» **What to produce**:
Rewrite the data as a Markdown table with the columns No. and Text, putting each line's number in No. and the line in Text, and leave out any blank lines.

» **Material shown**:
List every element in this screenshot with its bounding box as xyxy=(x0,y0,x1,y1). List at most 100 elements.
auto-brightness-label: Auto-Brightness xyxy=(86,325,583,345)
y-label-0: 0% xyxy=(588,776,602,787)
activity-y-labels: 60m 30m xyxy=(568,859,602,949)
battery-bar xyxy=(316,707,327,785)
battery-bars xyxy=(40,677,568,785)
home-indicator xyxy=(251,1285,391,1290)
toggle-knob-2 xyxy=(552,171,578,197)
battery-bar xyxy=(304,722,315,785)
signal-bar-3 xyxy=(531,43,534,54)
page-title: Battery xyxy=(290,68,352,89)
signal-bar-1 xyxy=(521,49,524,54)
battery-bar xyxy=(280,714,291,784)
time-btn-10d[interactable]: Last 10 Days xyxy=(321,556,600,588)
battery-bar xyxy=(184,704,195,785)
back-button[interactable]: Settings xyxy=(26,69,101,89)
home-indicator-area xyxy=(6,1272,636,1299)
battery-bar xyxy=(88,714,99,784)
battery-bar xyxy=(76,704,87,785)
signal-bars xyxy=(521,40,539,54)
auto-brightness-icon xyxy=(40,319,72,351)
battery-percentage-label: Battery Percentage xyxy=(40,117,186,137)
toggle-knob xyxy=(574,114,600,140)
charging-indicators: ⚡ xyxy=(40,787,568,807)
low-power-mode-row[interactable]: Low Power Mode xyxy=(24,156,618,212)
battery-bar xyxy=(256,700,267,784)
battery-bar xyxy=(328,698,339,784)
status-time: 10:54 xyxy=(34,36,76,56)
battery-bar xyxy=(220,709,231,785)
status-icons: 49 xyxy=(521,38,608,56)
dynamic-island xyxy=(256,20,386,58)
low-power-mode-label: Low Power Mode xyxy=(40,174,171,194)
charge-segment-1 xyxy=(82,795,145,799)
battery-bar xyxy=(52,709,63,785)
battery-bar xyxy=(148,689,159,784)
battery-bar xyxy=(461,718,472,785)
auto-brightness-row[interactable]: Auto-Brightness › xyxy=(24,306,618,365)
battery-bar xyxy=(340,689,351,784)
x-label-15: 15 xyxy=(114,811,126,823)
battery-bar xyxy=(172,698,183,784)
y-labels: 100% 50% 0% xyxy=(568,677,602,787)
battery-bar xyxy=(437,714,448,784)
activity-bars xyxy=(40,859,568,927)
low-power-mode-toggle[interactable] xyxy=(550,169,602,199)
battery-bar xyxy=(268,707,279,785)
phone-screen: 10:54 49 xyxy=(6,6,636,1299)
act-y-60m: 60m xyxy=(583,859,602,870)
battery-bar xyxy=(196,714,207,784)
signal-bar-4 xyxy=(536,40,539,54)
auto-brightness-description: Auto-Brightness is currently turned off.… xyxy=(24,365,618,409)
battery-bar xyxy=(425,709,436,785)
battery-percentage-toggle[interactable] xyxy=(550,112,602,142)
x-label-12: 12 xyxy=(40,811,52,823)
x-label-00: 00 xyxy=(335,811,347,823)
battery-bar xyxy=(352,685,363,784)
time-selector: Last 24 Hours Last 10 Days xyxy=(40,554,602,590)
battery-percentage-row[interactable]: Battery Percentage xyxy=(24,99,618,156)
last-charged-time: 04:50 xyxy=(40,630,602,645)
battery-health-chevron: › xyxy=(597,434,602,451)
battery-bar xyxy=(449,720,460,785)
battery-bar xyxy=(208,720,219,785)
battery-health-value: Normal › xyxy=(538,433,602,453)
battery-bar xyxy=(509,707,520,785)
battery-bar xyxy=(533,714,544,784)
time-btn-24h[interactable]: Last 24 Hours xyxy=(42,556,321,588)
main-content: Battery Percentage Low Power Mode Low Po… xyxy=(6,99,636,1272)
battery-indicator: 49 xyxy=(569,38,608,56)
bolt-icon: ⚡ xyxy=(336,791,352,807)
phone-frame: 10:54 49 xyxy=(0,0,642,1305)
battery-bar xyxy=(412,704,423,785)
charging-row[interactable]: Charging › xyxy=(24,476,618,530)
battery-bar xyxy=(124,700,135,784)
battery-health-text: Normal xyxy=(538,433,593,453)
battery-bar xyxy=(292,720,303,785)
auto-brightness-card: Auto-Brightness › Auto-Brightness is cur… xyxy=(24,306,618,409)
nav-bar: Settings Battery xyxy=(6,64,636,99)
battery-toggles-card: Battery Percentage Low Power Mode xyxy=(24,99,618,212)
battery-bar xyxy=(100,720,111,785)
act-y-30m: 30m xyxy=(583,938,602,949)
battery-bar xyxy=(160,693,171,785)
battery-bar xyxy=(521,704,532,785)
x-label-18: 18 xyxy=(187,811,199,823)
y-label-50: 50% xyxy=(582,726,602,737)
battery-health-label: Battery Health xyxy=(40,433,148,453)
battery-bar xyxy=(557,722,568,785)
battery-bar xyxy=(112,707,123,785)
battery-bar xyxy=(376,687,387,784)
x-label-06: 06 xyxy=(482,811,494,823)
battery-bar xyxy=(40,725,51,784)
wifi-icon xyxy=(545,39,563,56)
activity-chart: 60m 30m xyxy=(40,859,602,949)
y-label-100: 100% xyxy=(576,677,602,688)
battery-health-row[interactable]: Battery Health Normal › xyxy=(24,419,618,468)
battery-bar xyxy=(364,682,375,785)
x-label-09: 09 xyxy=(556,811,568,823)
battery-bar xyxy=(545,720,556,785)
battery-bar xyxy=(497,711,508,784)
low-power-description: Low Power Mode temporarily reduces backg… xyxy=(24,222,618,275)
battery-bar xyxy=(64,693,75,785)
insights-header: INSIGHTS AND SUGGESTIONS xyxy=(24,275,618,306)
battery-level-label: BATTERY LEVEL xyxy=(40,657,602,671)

» **Solution for this task**:
| No. | Text |
|---|---|
| 1 | List every element in this screenshot with its bounding box as xyxy=(x0,y0,x1,y1). List at most 100 elements. |
| 2 | auto-brightness-label: Auto-Brightness xyxy=(86,325,583,345) |
| 3 | y-label-0: 0% xyxy=(588,776,602,787) |
| 4 | activity-y-labels: 60m 30m xyxy=(568,859,602,949) |
| 5 | battery-bar xyxy=(316,707,327,785) |
| 6 | battery-bars xyxy=(40,677,568,785) |
| 7 | home-indicator xyxy=(251,1285,391,1290) |
| 8 | toggle-knob-2 xyxy=(552,171,578,197) |
| 9 | battery-bar xyxy=(304,722,315,785) |
| 10 | signal-bar-3 xyxy=(531,43,534,54) |
| 11 | page-title: Battery xyxy=(290,68,352,89) |
| 12 | signal-bar-1 xyxy=(521,49,524,54) |
| 13 | battery-bar xyxy=(280,714,291,784) |
| 14 | time-btn-10d[interactable]: Last 10 Days xyxy=(321,556,600,588) |
| 15 | battery-bar xyxy=(184,704,195,785) |
| 16 | back-button[interactable]: Settings xyxy=(26,69,101,89) |
| 17 | home-indicator-area xyxy=(6,1272,636,1299) |
| 18 | battery-bar xyxy=(88,714,99,784) |
| 19 | battery-bar xyxy=(76,704,87,785) |
| 20 | signal-bars xyxy=(521,40,539,54) |
| 21 | auto-brightness-icon xyxy=(40,319,72,351) |
| 22 | battery-percentage-label: Battery Percentage xyxy=(40,117,186,137) |
| 23 | toggle-knob xyxy=(574,114,600,140) |
| 24 | charging-indicators: ⚡ xyxy=(40,787,568,807) |
| 25 | low-power-mode-row[interactable]: Low Power Mode xyxy=(24,156,618,212) |
| 26 | battery-bar xyxy=(256,700,267,784) |
| 27 | battery-bar xyxy=(328,698,339,784) |
| 28 | status-time: 10:54 xyxy=(34,36,76,56) |
| 29 | battery-bar xyxy=(220,709,231,785) |
| 30 | status-icons: 49 xyxy=(521,38,608,56) |
| 31 | dynamic-island xyxy=(256,20,386,58) |
| 32 | low-power-mode-label: Low Power Mode xyxy=(40,174,171,194) |
| 33 | charge-segment-1 xyxy=(82,795,145,799) |
| 34 | battery-bar xyxy=(52,709,63,785) |
| 35 | battery-bar xyxy=(148,689,159,784) |
| 36 | battery-bar xyxy=(461,718,472,785) |
| 37 | auto-brightness-row[interactable]: Auto-Brightness › xyxy=(24,306,618,365) |
| 38 | battery-bar xyxy=(340,689,351,784) |
| 39 | x-label-15: 15 xyxy=(114,811,126,823) |
| 40 | battery-bar xyxy=(172,698,183,784) |
| 41 | y-labels: 100% 50% 0% xyxy=(568,677,602,787) |
| 42 | battery-bar xyxy=(437,714,448,784) |
| 43 | activity-bars xyxy=(40,859,568,927) |
| 44 | low-power-mode-toggle[interactable] xyxy=(550,169,602,199) |
| 45 | battery-bar xyxy=(268,707,279,785) |
| 46 | phone-screen: 10:54 49 xyxy=(6,6,636,1299) |
| 47 | act-y-60m: 60m xyxy=(583,859,602,870) |
| 48 | battery-bar xyxy=(196,714,207,784) |
| 49 | signal-bar-4 xyxy=(536,40,539,54) |
| 50 | auto-brightness-description: Auto-Brightness is currently turned off.… xyxy=(24,365,618,409) |
| 51 | battery-bar xyxy=(425,709,436,785) |
| 52 | battery-percentage-toggle[interactable] xyxy=(550,112,602,142) |
| 53 | x-label-12: 12 xyxy=(40,811,52,823) |
| 54 | x-label-00: 00 xyxy=(335,811,347,823) |
| 55 | battery-bar xyxy=(352,685,363,784) |
| 56 | time-selector: Last 24 Hours Last 10 Days xyxy=(40,554,602,590) |
| 57 | battery-percentage-row[interactable]: Battery Percentage xyxy=(24,99,618,156) |
| 58 | last-charged-time: 04:50 xyxy=(40,630,602,645) |
| 59 | battery-health-chevron: › xyxy=(597,434,602,451) |
| 60 | battery-bar xyxy=(449,720,460,785) |
| 61 | battery-bar xyxy=(208,720,219,785) |
| 62 | battery-health-value: Normal › xyxy=(538,433,602,453) |
| 63 | battery-bar xyxy=(509,707,520,785) |
| 64 | battery-bar xyxy=(533,714,544,784) |
| 65 | time-btn-24h[interactable]: Last 24 Hours xyxy=(42,556,321,588) |
| 66 | main-content: Battery Percentage Low Power Mode Low Po… xyxy=(6,99,636,1272) |
| 67 | battery-indicator: 49 xyxy=(569,38,608,56) |
| 68 | bolt-icon: ⚡ xyxy=(336,791,352,807) |
| 69 | phone-frame: 10:54 49 xyxy=(0,0,642,1305) |
| 70 | battery-bar xyxy=(412,704,423,785) |
| 71 | charging-row[interactable]: Charging › xyxy=(24,476,618,530) |
| 72 | battery-bar xyxy=(124,700,135,784) |
| 73 | battery-health-text: Normal xyxy=(538,433,593,453) |
| 74 | battery-bar xyxy=(292,720,303,785) |
| 75 | auto-brightness-card: Auto-Brightness › Auto-Brightness is cur… xyxy=(24,306,618,409) |
| 76 | nav-bar: Settings Battery xyxy=(6,64,636,99) |
| 77 | battery-toggles-card: Battery Percentage Low Power Mode xyxy=(24,99,618,212) |
| 78 | battery-bar xyxy=(100,720,111,785) |
| 79 | act-y-30m: 30m xyxy=(583,938,602,949) |
| 80 | battery-bar xyxy=(160,693,171,785) |
| 81 | battery-bar xyxy=(521,704,532,785) |
| 82 | x-label-18: 18 xyxy=(187,811,199,823) |
| 83 | y-label-50: 50% xyxy=(582,726,602,737) |
| 84 | battery-health-label: Battery Health xyxy=(40,433,148,453) |
| 85 | battery-bar xyxy=(557,722,568,785) |
| 86 | battery-bar xyxy=(112,707,123,785) |
| 87 | battery-bar xyxy=(376,687,387,784) |
| 88 | x-label-06: 06 xyxy=(482,811,494,823) |
| 89 | battery-bar xyxy=(40,725,51,784) |
| 90 | wifi-icon xyxy=(545,39,563,56) |
| 91 | activity-chart: 60m 30m xyxy=(40,859,602,949) |
| 92 | y-label-100: 100% xyxy=(576,677,602,688) |
| 93 | battery-health-row[interactable]: Battery Health Normal › xyxy=(24,419,618,468) |
| 94 | battery-bar xyxy=(364,682,375,785) |
| 95 | x-label-09: 09 xyxy=(556,811,568,823) |
| 96 | battery-bar xyxy=(545,720,556,785) |
| 97 | battery-bar xyxy=(497,711,508,784) |
| 98 | low-power-description: Low Power Mode temporarily reduces backg… xyxy=(24,222,618,275) |
| 99 | battery-bar xyxy=(64,693,75,785) |
| 100 | insights-header: INSIGHTS AND SUGGESTIONS xyxy=(24,275,618,306) |
| 101 | battery-level-label: BATTERY LEVEL xyxy=(40,657,602,671) |